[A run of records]
▬▬▬

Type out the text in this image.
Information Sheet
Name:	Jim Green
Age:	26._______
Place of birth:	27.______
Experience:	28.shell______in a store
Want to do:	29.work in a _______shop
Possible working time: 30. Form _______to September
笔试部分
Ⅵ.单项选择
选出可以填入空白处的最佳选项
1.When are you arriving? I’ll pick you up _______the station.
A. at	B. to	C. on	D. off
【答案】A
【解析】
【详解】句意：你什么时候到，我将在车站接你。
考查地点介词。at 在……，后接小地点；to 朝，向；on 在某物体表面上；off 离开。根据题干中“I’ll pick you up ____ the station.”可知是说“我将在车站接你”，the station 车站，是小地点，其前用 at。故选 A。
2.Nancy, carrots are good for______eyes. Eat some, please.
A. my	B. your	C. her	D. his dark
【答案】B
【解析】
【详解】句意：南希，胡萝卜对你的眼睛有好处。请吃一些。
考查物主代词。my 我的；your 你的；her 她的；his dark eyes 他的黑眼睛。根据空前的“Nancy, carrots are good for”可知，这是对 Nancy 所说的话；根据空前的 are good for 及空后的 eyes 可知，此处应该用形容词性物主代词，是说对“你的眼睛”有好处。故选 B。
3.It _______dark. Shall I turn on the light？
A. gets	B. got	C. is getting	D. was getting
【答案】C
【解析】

▬▬▬

SET EXERCISE | Return what is listed above, exactly and completely.

SOLUTION FOR THIS EXERCISE |
Type out the text in this image.
Information Sheet
Name:	Jim Green
Age:	26._______
Place of birth:	27.______
Experience:	28.shell______in a store
Want to do:	29.work in a _______shop
Possible working time: 30. Form _______to September
笔试部分
Ⅵ.单项选择
选出可以填入空白处的最佳选项
1.When are you arriving? I’ll pick you up _______the station.
A. at	B. to	C. on	D. off
【答案】A
【解析】
【详解】句意：你什么时候到，我将在车站接你。
考查地点介词。at 在……，后接小地点；to 朝，向；on 在某物体表面上；off 离开。根据题干中“I’ll pick you up ____ the station.”可知是说“我将在车站接你”，the station 车站，是小地点，其前用 at。故选 A。
2.Nancy, carrots are good for______eyes. Eat some, please.
A. my	B. your	C. her	D. his dark
【答案】B
【解析】
【详解】句意：南希，胡萝卜对你的眼睛有好处。请吃一些。
考查物主代词。my 我的；your 你的；her 她的；his dark eyes 他的黑眼睛。根据空前的“Nancy, carrots are good for”可知，这是对 Nancy 所说的话；根据空前的 are good for 及空后的 eyes 可知，此处应该用形容词性物主代词，是说对“你的眼睛”有好处。故选 B。
3.It _______dark. Shall I turn on the light？
A. gets	B. got	C. is getting	D. was getting
【答案】C
【解析】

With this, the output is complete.